:: TASK OBJECTIVE ::
Show only lines that include "JSON".

:: DATASET RECORDS ::
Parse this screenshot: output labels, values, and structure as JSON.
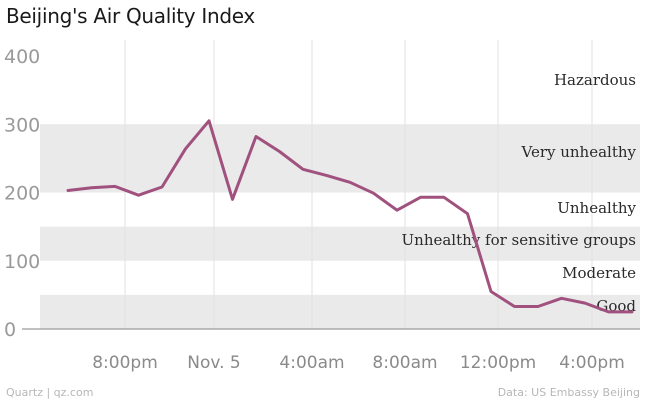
{
  "header": {
    "title": "Beijing's Air Quality Index"
  },
  "footer": {
    "source_left": "Quartz | qz.com",
    "source_right": "Data: US Embassy Beijing"
  },
  "colors": {
    "line": "#a0517e",
    "band": "#eaeaea",
    "grid": "#e2e2e2",
    "axis": "#9a9a9a"
  },
  "chart_data": {
    "type": "line",
    "title": "Beijing's Air Quality Index",
    "xlabel": "",
    "ylabel": "",
    "ylim": [
      0,
      400
    ],
    "yticks": [
      "0",
      "100",
      "200",
      "300",
      "400"
    ],
    "ytick_values": [
      0,
      100,
      200,
      300,
      400
    ],
    "xtick_labels": [
      "8:00pm",
      "Nov. 5",
      "4:00am",
      "8:00am",
      "12:00pm",
      "4:00pm"
    ],
    "bands": [
      {
        "label": "Good",
        "from": 0,
        "to": 50,
        "shaded": true
      },
      {
        "label": "Moderate",
        "from": 50,
        "to": 100,
        "shaded": false
      },
      {
        "label": "Unhealthy for sensitive groups",
        "from": 100,
        "to": 150,
        "shaded": true
      },
      {
        "label": "Unhealthy",
        "from": 150,
        "to": 200,
        "shaded": false
      },
      {
        "label": "Very unhealthy",
        "from": 200,
        "to": 300,
        "shaded": true
      },
      {
        "label": "Hazardous",
        "from": 300,
        "to": 400,
        "shaded": false
      }
    ],
    "series": [
      {
        "values": [
          203,
          207,
          209,
          196,
          208,
          264,
          305,
          190,
          282,
          260,
          234,
          225,
          215,
          199,
          174,
          193,
          193,
          169,
          55,
          33,
          33,
          45,
          38,
          25,
          25
        ]
      }
    ],
    "grid": true
  }
}
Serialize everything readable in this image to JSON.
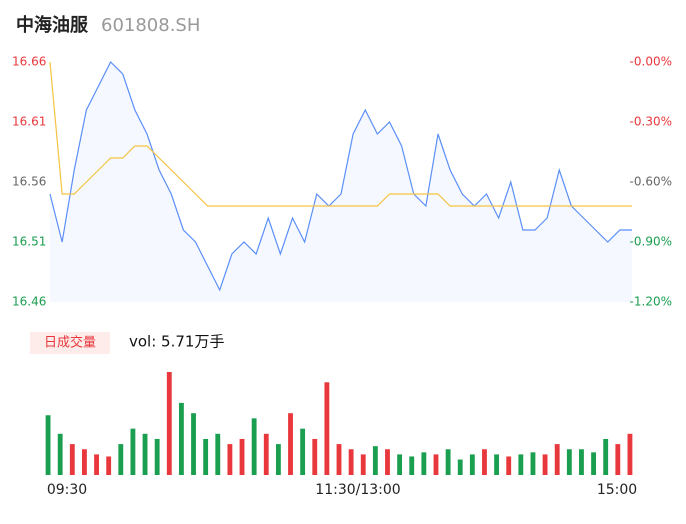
{
  "header": {
    "title": "中海油服",
    "subtitle": "601808.SH"
  },
  "chart_data": [
    {
      "type": "line",
      "categories": [
        "09:30",
        null,
        null,
        null,
        null,
        null,
        null,
        null,
        null,
        null,
        null,
        null,
        null,
        null,
        null,
        null,
        null,
        null,
        null,
        null,
        null,
        null,
        null,
        null,
        "11:30/13:00",
        null,
        null,
        null,
        null,
        null,
        null,
        null,
        null,
        null,
        null,
        null,
        null,
        null,
        null,
        null,
        null,
        null,
        null,
        null,
        null,
        null,
        null,
        null,
        "15:00"
      ],
      "ylim": [
        16.46,
        16.66
      ],
      "yticks": [
        16.46,
        16.51,
        16.56,
        16.61,
        16.66
      ],
      "y2lim": [
        -1.2,
        0
      ],
      "y2ticks": [
        {
          "value": -1.2,
          "label": "-1.20%"
        },
        {
          "value": -0.9,
          "label": "-0.90%"
        },
        {
          "value": -0.6,
          "label": "-0.60%"
        },
        {
          "value": -0.3,
          "label": "-0.30%"
        },
        {
          "value": 0,
          "label": "-0.00%"
        }
      ],
      "up_color": "#e8383d",
      "flat_color": "#666666",
      "down_color": "#1a9e4f",
      "series": [
        {
          "color": "#5b8ff9",
          "fill": true,
          "values": [
            16.55,
            16.51,
            16.57,
            16.62,
            16.64,
            16.66,
            16.65,
            16.62,
            16.6,
            16.57,
            16.55,
            16.52,
            16.51,
            16.49,
            16.47,
            16.5,
            16.51,
            16.5,
            16.53,
            16.5,
            16.53,
            16.51,
            16.55,
            16.54,
            16.55,
            16.6,
            16.62,
            16.6,
            16.61,
            16.59,
            16.55,
            16.54,
            16.6,
            16.57,
            16.55,
            16.54,
            16.55,
            16.53,
            16.56,
            16.52,
            16.52,
            16.53,
            16.57,
            16.54,
            16.53,
            16.52,
            16.51,
            16.52,
            16.52
          ]
        },
        {
          "color": "#f5c342",
          "fill": false,
          "values": [
            16.66,
            16.55,
            16.55,
            16.56,
            16.57,
            16.58,
            16.58,
            16.59,
            16.59,
            16.58,
            16.57,
            16.56,
            16.55,
            16.54,
            16.54,
            16.54,
            16.54,
            16.54,
            16.54,
            16.54,
            16.54,
            16.54,
            16.54,
            16.54,
            16.54,
            16.54,
            16.54,
            16.54,
            16.55,
            16.55,
            16.55,
            16.55,
            16.55,
            16.54,
            16.54,
            16.54,
            16.54,
            16.54,
            16.54,
            16.54,
            16.54,
            16.54,
            16.54,
            16.54,
            16.54,
            16.54,
            16.54,
            16.54,
            16.54
          ]
        }
      ]
    },
    {
      "type": "bar",
      "label": "日成交量",
      "annotation": "vol: 5.71万手",
      "values": [
        58,
        40,
        30,
        25,
        20,
        18,
        30,
        45,
        40,
        35,
        100,
        70,
        60,
        35,
        40,
        30,
        35,
        55,
        40,
        30,
        60,
        45,
        35,
        90,
        30,
        25,
        20,
        28,
        25,
        20,
        18,
        22,
        20,
        25,
        15,
        20,
        25,
        20,
        18,
        20,
        22,
        20,
        30,
        25,
        25,
        22,
        35,
        30,
        40
      ],
      "colors": [
        "#1a9e4f",
        "#1a9e4f",
        "#e8383d",
        "#e8383d",
        "#e8383d",
        "#e8383d",
        "#1a9e4f",
        "#1a9e4f",
        "#1a9e4f",
        "#1a9e4f",
        "#e8383d",
        "#1a9e4f",
        "#1a9e4f",
        "#1a9e4f",
        "#1a9e4f",
        "#e8383d",
        "#e8383d",
        "#1a9e4f",
        "#e8383d",
        "#1a9e4f",
        "#e8383d",
        "#1a9e4f",
        "#e8383d",
        "#e8383d",
        "#e8383d",
        "#e8383d",
        "#e8383d",
        "#1a9e4f",
        "#e8383d",
        "#1a9e4f",
        "#1a9e4f",
        "#1a9e4f",
        "#e8383d",
        "#1a9e4f",
        "#1a9e4f",
        "#1a9e4f",
        "#e8383d",
        "#1a9e4f",
        "#e8383d",
        "#1a9e4f",
        "#1a9e4f",
        "#e8383d",
        "#e8383d",
        "#1a9e4f",
        "#1a9e4f",
        "#1a9e4f",
        "#1a9e4f",
        "#e8383d",
        "#e8383d"
      ]
    }
  ]
}
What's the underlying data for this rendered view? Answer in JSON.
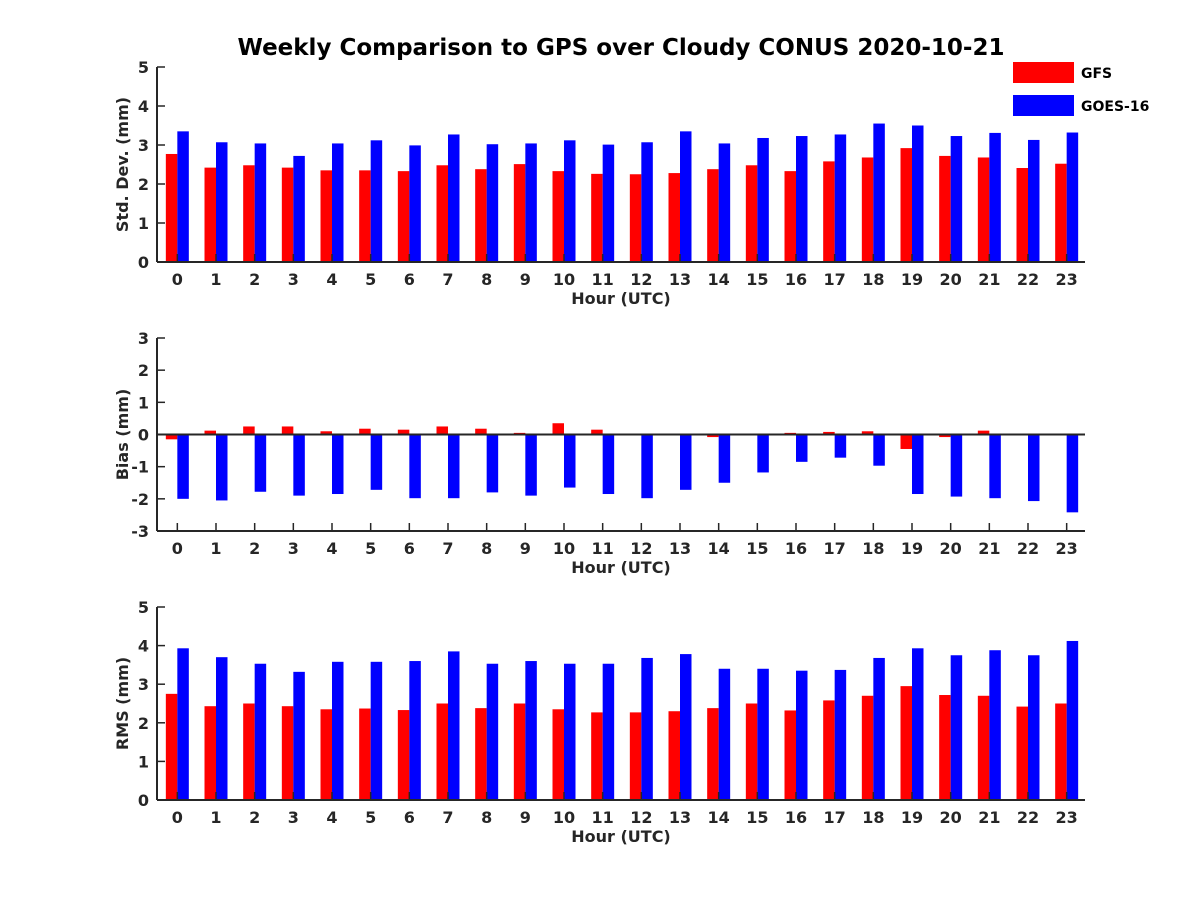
{
  "title": "Weekly Comparison to GPS over Cloudy CONUS 2020-10-21",
  "colors": {
    "GFS": "#ff0000",
    "GOES-16": "#0000ff",
    "axis": "#262626"
  },
  "legend": {
    "placement": "top-right",
    "entries": [
      "GFS",
      "GOES-16"
    ]
  },
  "chart_data": [
    {
      "type": "bar",
      "categories": [
        "0",
        "1",
        "2",
        "3",
        "4",
        "5",
        "6",
        "7",
        "8",
        "9",
        "10",
        "11",
        "12",
        "13",
        "14",
        "15",
        "16",
        "17",
        "18",
        "19",
        "20",
        "21",
        "22",
        "23"
      ],
      "xlabel": "Hour (UTC)",
      "ylabel": "Std. Dev. (mm)",
      "ylim": [
        0,
        5
      ],
      "yticks": [
        "0",
        "1",
        "2",
        "3",
        "4",
        "5"
      ],
      "grid": false,
      "series": [
        {
          "name": "GFS",
          "values": [
            2.77,
            2.42,
            2.48,
            2.42,
            2.35,
            2.35,
            2.33,
            2.48,
            2.38,
            2.51,
            2.33,
            2.26,
            2.25,
            2.28,
            2.38,
            2.48,
            2.33,
            2.58,
            2.68,
            2.92,
            2.72,
            2.68,
            2.41,
            2.52
          ]
        },
        {
          "name": "GOES-16",
          "values": [
            3.35,
            3.07,
            3.04,
            2.72,
            3.04,
            3.12,
            2.99,
            3.27,
            3.02,
            3.04,
            3.12,
            3.01,
            3.07,
            3.35,
            3.04,
            3.18,
            3.23,
            3.27,
            3.55,
            3.5,
            3.23,
            3.31,
            3.13,
            3.32
          ]
        }
      ]
    },
    {
      "type": "bar",
      "categories": [
        "0",
        "1",
        "2",
        "3",
        "4",
        "5",
        "6",
        "7",
        "8",
        "9",
        "10",
        "11",
        "12",
        "13",
        "14",
        "15",
        "16",
        "17",
        "18",
        "19",
        "20",
        "21",
        "22",
        "23"
      ],
      "xlabel": "Hour (UTC)",
      "ylabel": "Bias (mm)",
      "ylim": [
        -3,
        3
      ],
      "yticks": [
        "-3",
        "-2",
        "-1",
        "0",
        "1",
        "2",
        "3"
      ],
      "grid": false,
      "series": [
        {
          "name": "GFS",
          "values": [
            -0.15,
            0.12,
            0.25,
            0.25,
            0.1,
            0.18,
            0.15,
            0.25,
            0.18,
            0.05,
            0.35,
            0.15,
            -0.02,
            0.02,
            -0.08,
            0.0,
            0.05,
            0.08,
            0.1,
            -0.45,
            -0.08,
            0.12,
            0.02,
            -0.02
          ]
        },
        {
          "name": "GOES-16",
          "values": [
            -2.0,
            -2.05,
            -1.78,
            -1.9,
            -1.85,
            -1.72,
            -1.98,
            -1.98,
            -1.8,
            -1.9,
            -1.65,
            -1.85,
            -1.98,
            -1.72,
            -1.5,
            -1.18,
            -0.85,
            -0.72,
            -0.97,
            -1.85,
            -1.93,
            -1.98,
            -2.07,
            -2.42
          ]
        }
      ]
    },
    {
      "type": "bar",
      "categories": [
        "0",
        "1",
        "2",
        "3",
        "4",
        "5",
        "6",
        "7",
        "8",
        "9",
        "10",
        "11",
        "12",
        "13",
        "14",
        "15",
        "16",
        "17",
        "18",
        "19",
        "20",
        "21",
        "22",
        "23"
      ],
      "xlabel": "Hour (UTC)",
      "ylabel": "RMS (mm)",
      "ylim": [
        0,
        5
      ],
      "yticks": [
        "0",
        "1",
        "2",
        "3",
        "4",
        "5"
      ],
      "grid": false,
      "series": [
        {
          "name": "GFS",
          "values": [
            2.75,
            2.43,
            2.5,
            2.43,
            2.35,
            2.37,
            2.33,
            2.5,
            2.38,
            2.5,
            2.35,
            2.27,
            2.27,
            2.3,
            2.38,
            2.5,
            2.32,
            2.58,
            2.7,
            2.95,
            2.72,
            2.7,
            2.42,
            2.5
          ]
        },
        {
          "name": "GOES-16",
          "values": [
            3.93,
            3.7,
            3.53,
            3.32,
            3.58,
            3.58,
            3.6,
            3.85,
            3.53,
            3.6,
            3.53,
            3.53,
            3.68,
            3.78,
            3.4,
            3.4,
            3.35,
            3.37,
            3.68,
            3.93,
            3.75,
            3.88,
            3.75,
            4.12
          ]
        }
      ]
    }
  ]
}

:: OUTPUT ::
Parse this screenshot: output labels, values, and structure as JSON.
Serialize everything readable in this image to JSON.
What's the underlying data for this rendered view? Answer in JSON.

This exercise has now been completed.